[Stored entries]
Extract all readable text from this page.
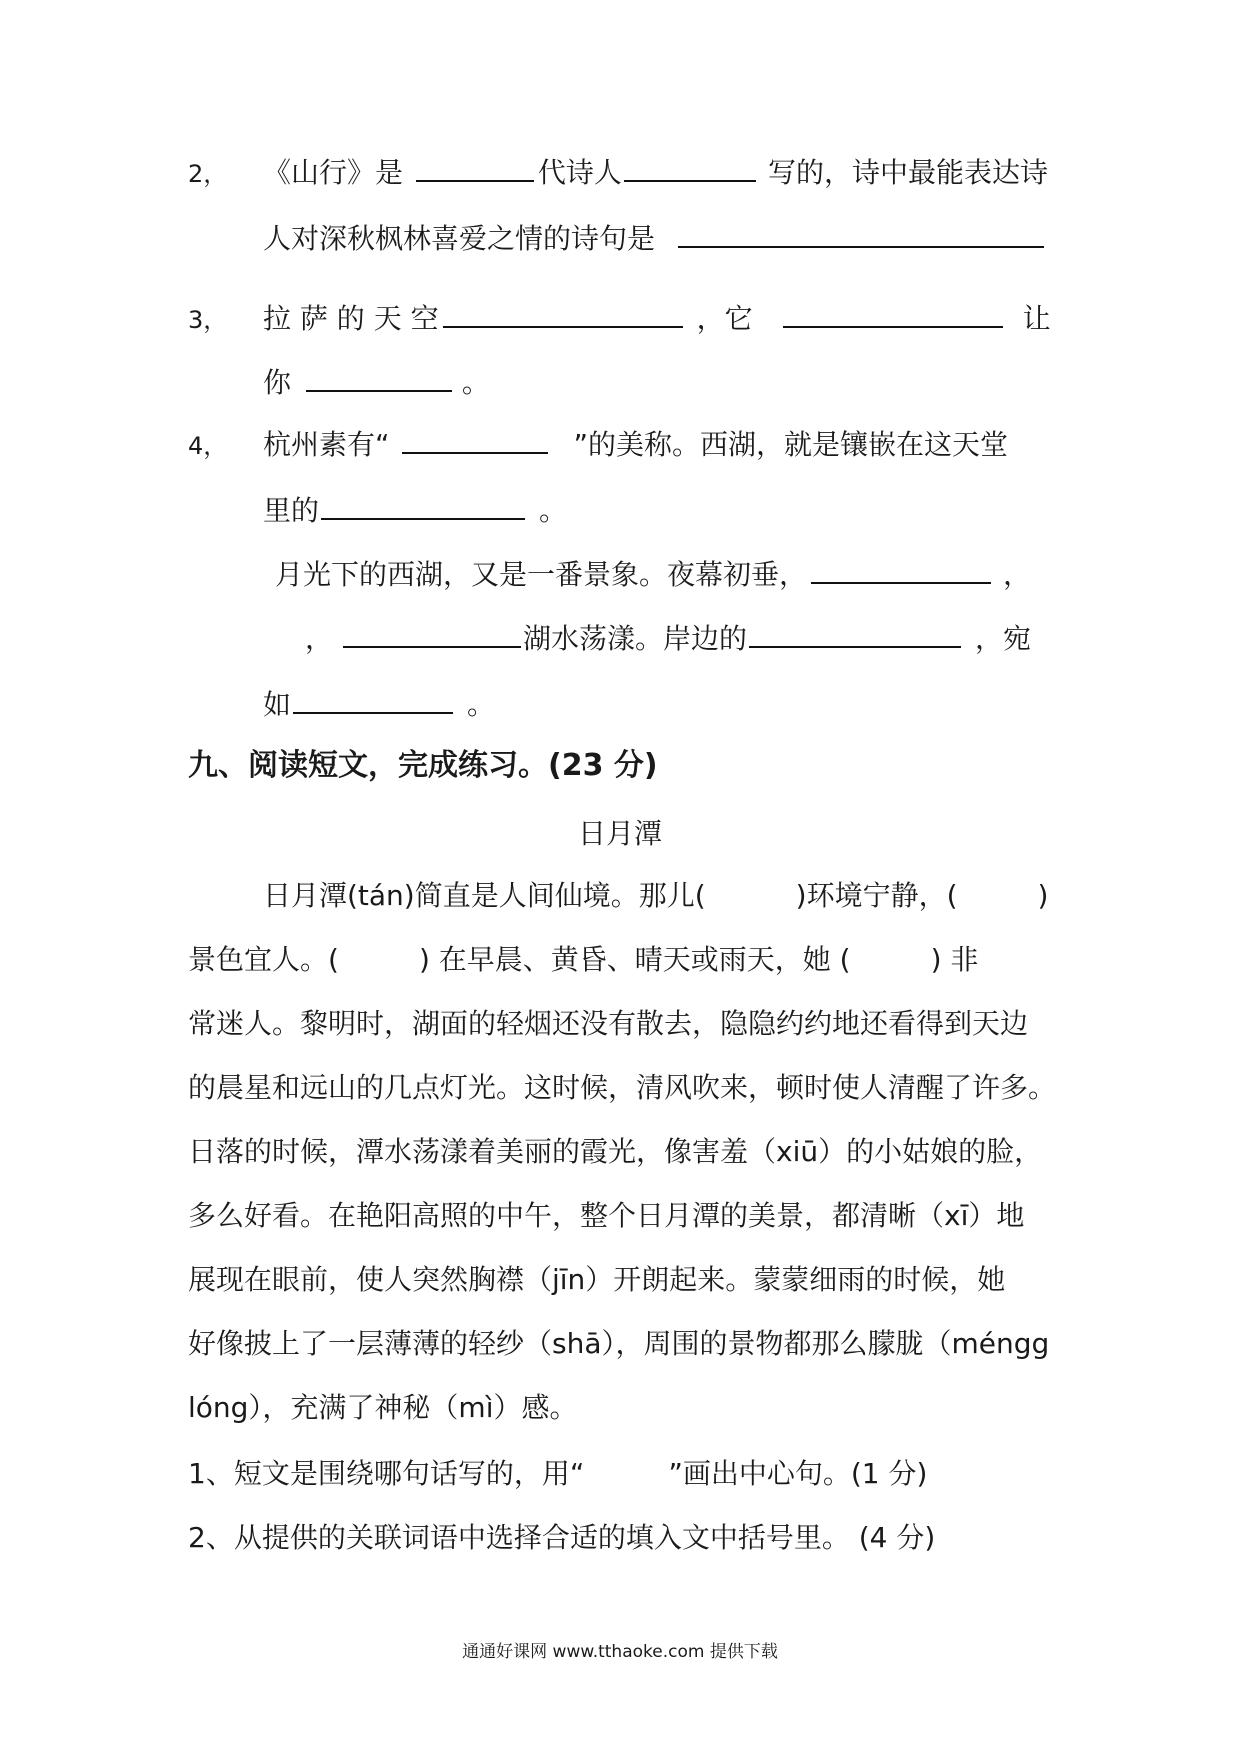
2， 《山行》是	代诗人	写的，诗中最能表达诗
人对深秋枫林喜爱之情的诗句是
3， 拉 萨 的 天 空	，它	让
你	。
4， 杭州素有“	”的美称。西湖，就是镶嵌在这天堂
里的	。
月光下的西湖，又是一番景象。夜幕初垂，	，
，	湖水荡漾。岸边的	，宛
如	。
九、阅读短文，完成练习。(23 分)
日月潭
日月潭(tán)简直是人间仙境。那儿(	)环境宁静，(	)
景色宜人。(	) 在早晨、黄昏、晴天或雨天，她 (	) 非
常迷人。黎明时，湖面的轻烟还没有散去，隐隐约约地还看得到天边
的晨星和远山的几点灯光。这时候，清风吹来，顿时使人清醒了许多。
日落的时候，潭水荡漾着美丽的霞光，像害羞（xiū）的小姑娘的脸，
多么好看。在艳阳高照的中午，整个日月潭的美景，都清晰（xī）地
展现在眼前，使人突然胸襟（jīn）开朗起来。蒙蒙细雨的时候，她
好像披上了一层薄薄的轻纱（shā），周围的景物都那么朦胧（méngg
lóng），充满了神秘（mì）感。
1、短文是围绕哪句话写的，用“　　　”画出中心句。(1 分)
2、从提供的关联词语中选择合适的填入文中括号里。 (4 分)
通通好课网 www.tthaoke.com 提供下载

_WHAT THIS TASK INVOLVES:_
Output the records above exactly as they are, leaving out the pictures.

_RESPONSE TO THE EXERCISE:_
Extract all readable text from this page.
2， 《山行》是	代诗人	写的，诗中最能表达诗
人对深秋枫林喜爱之情的诗句是
3， 拉 萨 的 天 空	，它	让
你	。
4， 杭州素有“	”的美称。西湖，就是镶嵌在这天堂
里的	。
月光下的西湖，又是一番景象。夜幕初垂，	，
，	湖水荡漾。岸边的	，宛
如	。
九、阅读短文，完成练习。(23 分)
日月潭
日月潭(tán)简直是人间仙境。那儿(	)环境宁静，(	)
景色宜人。(	) 在早晨、黄昏、晴天或雨天，她 (	) 非
常迷人。黎明时，湖面的轻烟还没有散去，隐隐约约地还看得到天边
的晨星和远山的几点灯光。这时候，清风吹来，顿时使人清醒了许多。
日落的时候，潭水荡漾着美丽的霞光，像害羞（xiū）的小姑娘的脸，
多么好看。在艳阳高照的中午，整个日月潭的美景，都清晰（xī）地
展现在眼前，使人突然胸襟（jīn）开朗起来。蒙蒙细雨的时候，她
好像披上了一层薄薄的轻纱（shā），周围的景物都那么朦胧（méngg
lóng），充满了神秘（mì）感。
1、短文是围绕哪句话写的，用“　　　”画出中心句。(1 分)
2、从提供的关联词语中选择合适的填入文中括号里。 (4 分)
通通好课网 www.tthaoke.com 提供下载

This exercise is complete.